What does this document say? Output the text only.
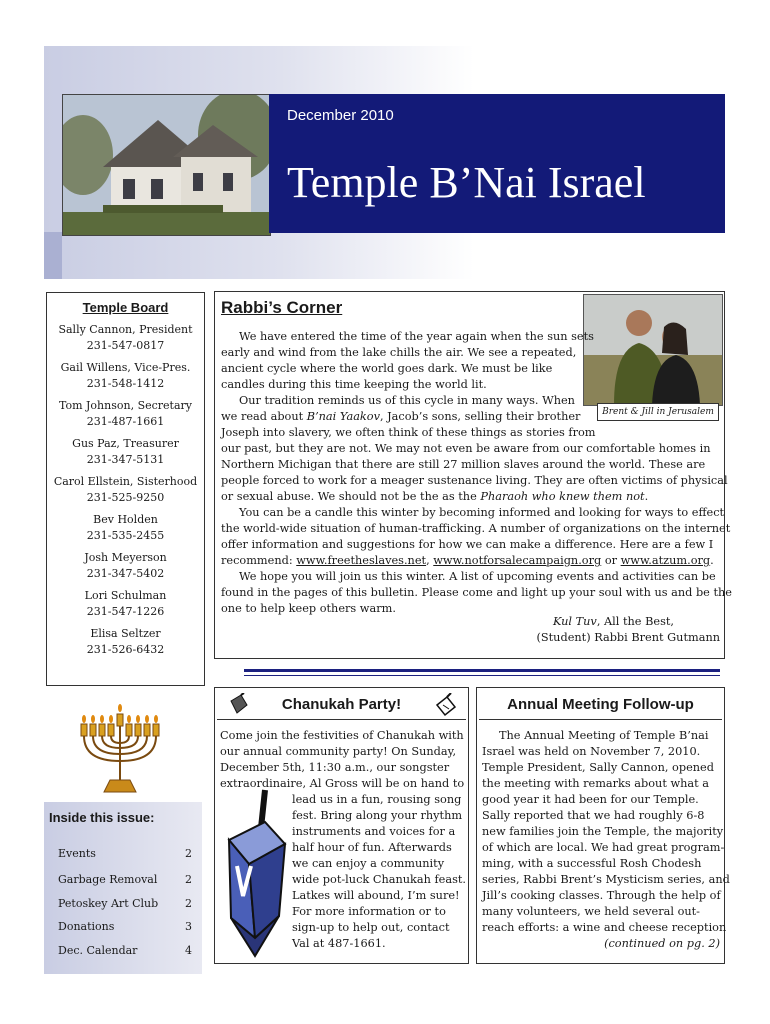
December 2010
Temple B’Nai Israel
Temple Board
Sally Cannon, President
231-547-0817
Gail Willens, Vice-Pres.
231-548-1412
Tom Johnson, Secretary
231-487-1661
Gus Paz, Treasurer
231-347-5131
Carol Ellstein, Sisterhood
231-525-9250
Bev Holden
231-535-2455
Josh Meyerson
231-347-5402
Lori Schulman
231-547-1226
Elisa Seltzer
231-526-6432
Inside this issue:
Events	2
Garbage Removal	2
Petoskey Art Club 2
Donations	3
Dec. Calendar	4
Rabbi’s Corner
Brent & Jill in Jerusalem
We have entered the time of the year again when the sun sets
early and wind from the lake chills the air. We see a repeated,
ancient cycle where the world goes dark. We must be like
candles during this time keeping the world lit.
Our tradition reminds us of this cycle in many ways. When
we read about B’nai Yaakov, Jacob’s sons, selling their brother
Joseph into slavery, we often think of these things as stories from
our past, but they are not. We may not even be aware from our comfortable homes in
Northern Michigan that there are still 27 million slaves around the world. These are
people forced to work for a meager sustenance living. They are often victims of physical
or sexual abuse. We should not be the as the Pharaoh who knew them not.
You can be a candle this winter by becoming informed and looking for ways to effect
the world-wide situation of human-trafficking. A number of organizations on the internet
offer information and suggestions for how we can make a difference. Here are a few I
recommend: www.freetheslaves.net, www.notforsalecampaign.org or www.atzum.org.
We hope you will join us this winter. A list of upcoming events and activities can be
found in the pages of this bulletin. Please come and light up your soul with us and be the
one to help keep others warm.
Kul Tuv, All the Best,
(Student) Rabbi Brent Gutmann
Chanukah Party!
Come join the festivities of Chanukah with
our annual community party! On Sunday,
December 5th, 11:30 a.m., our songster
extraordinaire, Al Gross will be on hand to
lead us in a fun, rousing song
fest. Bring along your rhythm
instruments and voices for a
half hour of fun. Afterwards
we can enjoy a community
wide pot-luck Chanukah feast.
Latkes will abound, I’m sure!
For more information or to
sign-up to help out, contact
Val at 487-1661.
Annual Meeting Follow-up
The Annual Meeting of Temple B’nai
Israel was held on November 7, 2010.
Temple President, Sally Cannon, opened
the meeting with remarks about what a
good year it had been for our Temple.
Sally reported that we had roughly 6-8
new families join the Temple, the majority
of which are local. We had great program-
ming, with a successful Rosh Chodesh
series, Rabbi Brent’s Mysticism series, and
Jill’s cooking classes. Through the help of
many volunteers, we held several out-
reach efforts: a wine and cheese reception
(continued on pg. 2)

------------------------------------

Would you return the data exactly as written, without the pictures?

What does this document say? Output the text only.
December 2010
Temple B’Nai Israel
Temple Board
Sally Cannon, President
231-547-0817
Gail Willens, Vice-Pres.
231-548-1412
Tom Johnson, Secretary
231-487-1661
Gus Paz, Treasurer
231-347-5131
Carol Ellstein, Sisterhood
231-525-9250
Bev Holden
231-535-2455
Josh Meyerson
231-347-5402
Lori Schulman
231-547-1226
Elisa Seltzer
231-526-6432
Inside this issue:
Events	2
Garbage Removal	2
Petoskey Art Club 2
Donations	3
Dec. Calendar	4
Rabbi’s Corner
Brent & Jill in Jerusalem
We have entered the time of the year again when the sun sets
early and wind from the lake chills the air. We see a repeated,
ancient cycle where the world goes dark. We must be like
candles during this time keeping the world lit.
Our tradition reminds us of this cycle in many ways. When
we read about B’nai Yaakov, Jacob’s sons, selling their brother
Joseph into slavery, we often think of these things as stories from
our past, but they are not. We may not even be aware from our comfortable homes in
Northern Michigan that there are still 27 million slaves around the world. These are
people forced to work for a meager sustenance living. They are often victims of physical
or sexual abuse. We should not be the as the Pharaoh who knew them not.
You can be a candle this winter by becoming informed and looking for ways to effect
the world-wide situation of human-trafficking. A number of organizations on the internet
offer information and suggestions for how we can make a difference. Here are a few I
recommend: www.freetheslaves.net, www.notforsalecampaign.org or www.atzum.org.
We hope you will join us this winter. A list of upcoming events and activities can be
found in the pages of this bulletin. Please come and light up your soul with us and be the
one to help keep others warm.
Kul Tuv, All the Best,
(Student) Rabbi Brent Gutmann
Chanukah Party!
Come join the festivities of Chanukah with
our annual community party! On Sunday,
December 5th, 11:30 a.m., our songster
extraordinaire, Al Gross will be on hand to
lead us in a fun, rousing song
fest. Bring along your rhythm
instruments and voices for a
half hour of fun. Afterwards
we can enjoy a community
wide pot-luck Chanukah feast.
Latkes will abound, I’m sure!
For more information or to
sign-up to help out, contact
Val at 487-1661.
Annual Meeting Follow-up
The Annual Meeting of Temple B’nai
Israel was held on November 7, 2010.
Temple President, Sally Cannon, opened
the meeting with remarks about what a
good year it had been for our Temple.
Sally reported that we had roughly 6-8
new families join the Temple, the majority
of which are local. We had great program-
ming, with a successful Rosh Chodesh
series, Rabbi Brent’s Mysticism series, and
Jill’s cooking classes. Through the help of
many volunteers, we held several out-
reach efforts: a wine and cheese reception
(continued on pg. 2)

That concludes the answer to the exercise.